SET TASK —
Can you find the lines of the listing that include "Аналитический" and copy every one?

Dataset items:
-=-=-=-=-
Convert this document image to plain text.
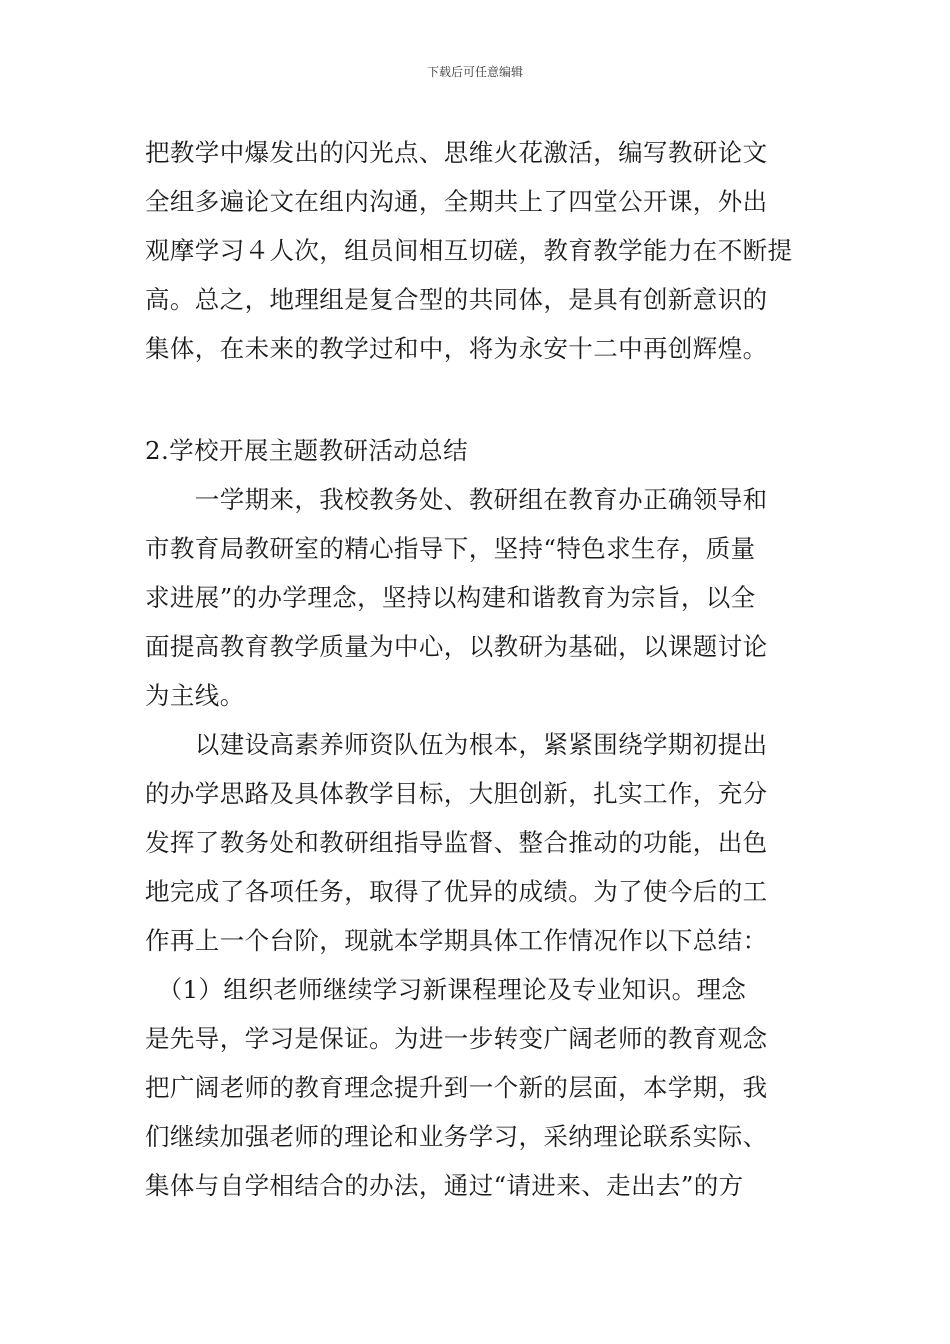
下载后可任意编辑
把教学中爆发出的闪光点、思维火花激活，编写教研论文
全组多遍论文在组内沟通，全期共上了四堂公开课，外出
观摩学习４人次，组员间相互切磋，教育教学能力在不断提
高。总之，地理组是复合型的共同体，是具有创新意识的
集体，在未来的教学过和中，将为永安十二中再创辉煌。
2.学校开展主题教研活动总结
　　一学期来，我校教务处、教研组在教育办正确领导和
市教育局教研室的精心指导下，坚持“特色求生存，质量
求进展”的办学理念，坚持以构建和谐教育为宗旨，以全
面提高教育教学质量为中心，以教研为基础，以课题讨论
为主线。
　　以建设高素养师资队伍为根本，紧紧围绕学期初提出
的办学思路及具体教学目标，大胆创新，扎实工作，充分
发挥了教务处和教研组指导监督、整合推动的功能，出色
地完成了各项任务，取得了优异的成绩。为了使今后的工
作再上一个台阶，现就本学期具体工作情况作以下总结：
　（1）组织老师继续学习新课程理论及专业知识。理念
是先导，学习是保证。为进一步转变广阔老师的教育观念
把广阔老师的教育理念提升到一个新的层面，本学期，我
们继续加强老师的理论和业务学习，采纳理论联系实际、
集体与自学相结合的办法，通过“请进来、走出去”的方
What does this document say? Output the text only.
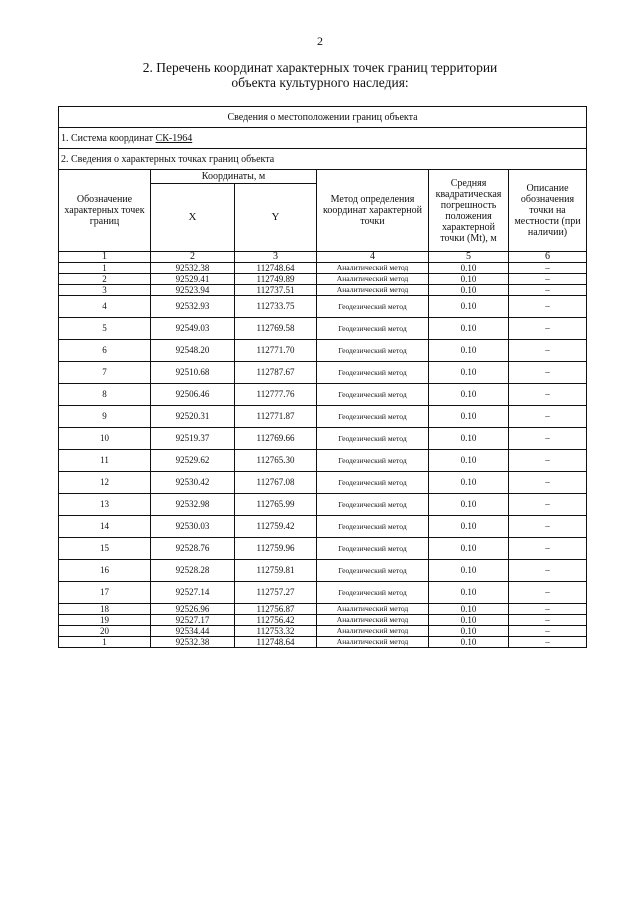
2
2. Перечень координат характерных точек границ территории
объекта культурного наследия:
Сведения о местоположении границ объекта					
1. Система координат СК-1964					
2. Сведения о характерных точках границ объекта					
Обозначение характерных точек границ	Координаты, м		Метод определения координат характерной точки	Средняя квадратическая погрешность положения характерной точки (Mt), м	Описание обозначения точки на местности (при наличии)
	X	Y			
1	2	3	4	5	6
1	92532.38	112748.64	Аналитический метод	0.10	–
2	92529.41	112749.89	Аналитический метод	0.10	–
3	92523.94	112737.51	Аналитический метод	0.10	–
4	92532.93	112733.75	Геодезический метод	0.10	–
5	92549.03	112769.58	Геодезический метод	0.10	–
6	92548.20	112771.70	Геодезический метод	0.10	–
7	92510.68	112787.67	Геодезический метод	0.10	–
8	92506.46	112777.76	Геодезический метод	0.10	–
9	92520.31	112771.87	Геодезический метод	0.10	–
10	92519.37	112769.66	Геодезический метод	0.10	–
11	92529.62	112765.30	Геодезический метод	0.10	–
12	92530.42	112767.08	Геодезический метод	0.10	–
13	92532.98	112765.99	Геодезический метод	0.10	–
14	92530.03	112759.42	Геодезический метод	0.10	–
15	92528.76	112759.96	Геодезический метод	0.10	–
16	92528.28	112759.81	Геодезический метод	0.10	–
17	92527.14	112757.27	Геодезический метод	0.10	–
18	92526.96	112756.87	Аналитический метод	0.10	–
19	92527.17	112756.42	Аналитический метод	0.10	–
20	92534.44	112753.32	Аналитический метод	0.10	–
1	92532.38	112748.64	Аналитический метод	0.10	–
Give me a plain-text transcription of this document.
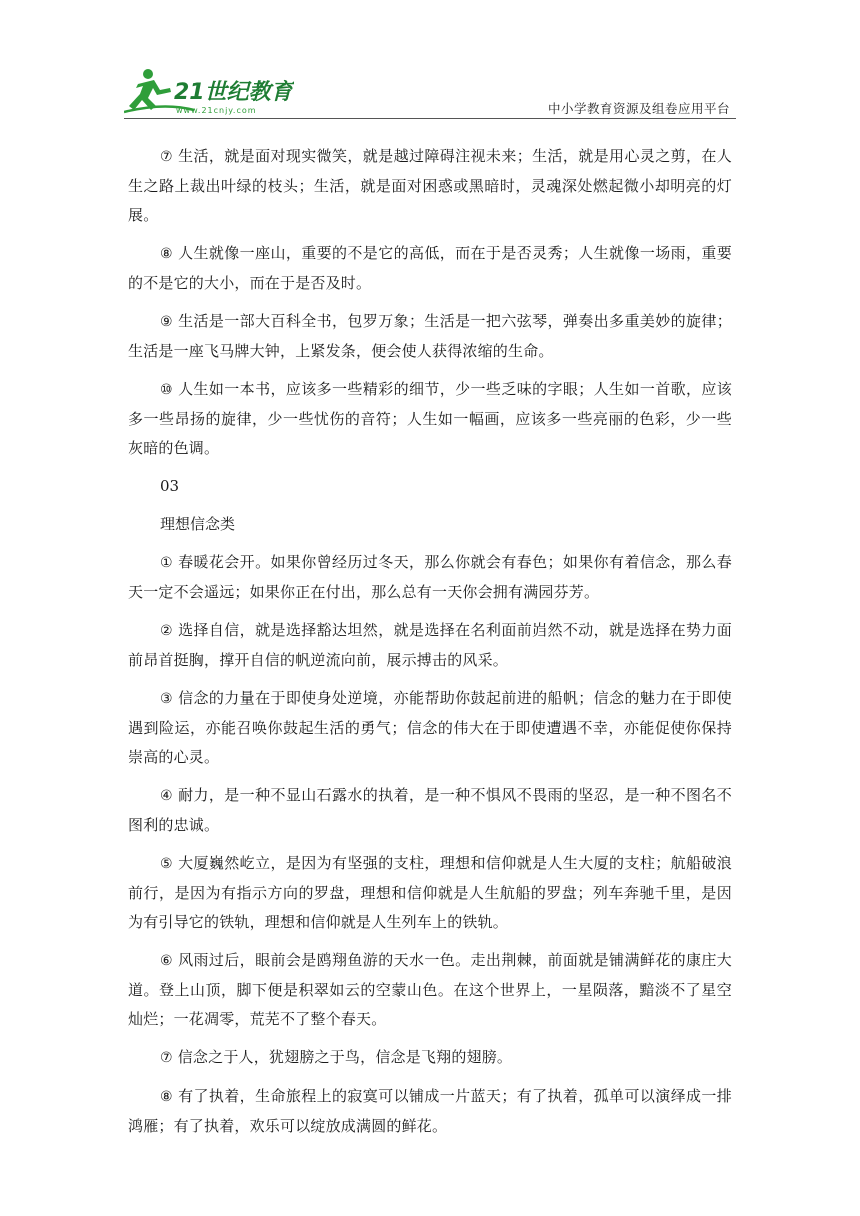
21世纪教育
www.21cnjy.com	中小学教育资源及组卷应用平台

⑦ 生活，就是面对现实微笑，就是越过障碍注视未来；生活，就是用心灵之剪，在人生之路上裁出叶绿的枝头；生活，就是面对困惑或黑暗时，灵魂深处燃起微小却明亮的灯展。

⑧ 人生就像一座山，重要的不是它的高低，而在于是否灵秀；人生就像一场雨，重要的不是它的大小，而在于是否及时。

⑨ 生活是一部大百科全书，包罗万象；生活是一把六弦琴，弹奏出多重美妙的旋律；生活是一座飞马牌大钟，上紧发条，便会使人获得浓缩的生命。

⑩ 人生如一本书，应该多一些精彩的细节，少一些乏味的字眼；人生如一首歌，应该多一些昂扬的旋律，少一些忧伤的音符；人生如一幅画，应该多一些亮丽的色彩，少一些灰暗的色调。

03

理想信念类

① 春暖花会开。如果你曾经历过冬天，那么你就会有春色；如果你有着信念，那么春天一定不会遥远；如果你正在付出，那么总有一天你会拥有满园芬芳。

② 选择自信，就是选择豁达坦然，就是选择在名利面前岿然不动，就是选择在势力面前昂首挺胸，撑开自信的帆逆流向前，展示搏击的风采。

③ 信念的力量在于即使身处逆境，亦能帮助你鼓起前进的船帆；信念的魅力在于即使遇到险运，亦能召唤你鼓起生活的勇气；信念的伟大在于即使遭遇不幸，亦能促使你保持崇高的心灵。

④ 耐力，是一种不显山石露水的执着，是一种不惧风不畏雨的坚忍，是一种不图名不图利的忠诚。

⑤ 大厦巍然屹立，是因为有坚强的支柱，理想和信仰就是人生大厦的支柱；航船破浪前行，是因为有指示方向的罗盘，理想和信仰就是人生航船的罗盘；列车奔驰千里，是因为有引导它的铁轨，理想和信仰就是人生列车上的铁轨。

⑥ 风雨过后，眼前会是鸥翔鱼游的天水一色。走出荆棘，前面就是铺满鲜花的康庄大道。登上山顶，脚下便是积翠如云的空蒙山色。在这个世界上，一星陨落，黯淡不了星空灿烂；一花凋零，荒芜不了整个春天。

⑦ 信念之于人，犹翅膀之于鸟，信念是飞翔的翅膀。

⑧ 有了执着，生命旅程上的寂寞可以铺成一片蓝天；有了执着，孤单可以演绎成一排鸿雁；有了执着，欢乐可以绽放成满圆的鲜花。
-=-=-=-=-
RESULT BELOW —
1	92532.38	112748.64	Аналитический метод	0.10	–
2	92529.41	112749.89	Аналитический метод	0.10	–
3	92523.94	112737.51	Аналитический метод	0.10	–
18	92526.96	112756.87	Аналитический метод	0.10	–
19	92527.17	112756.42	Аналитический метод	0.10	–
20	92534.44	112753.32	Аналитический метод	0.10	–
1	92532.38	112748.64	Аналитический метод	0.10	–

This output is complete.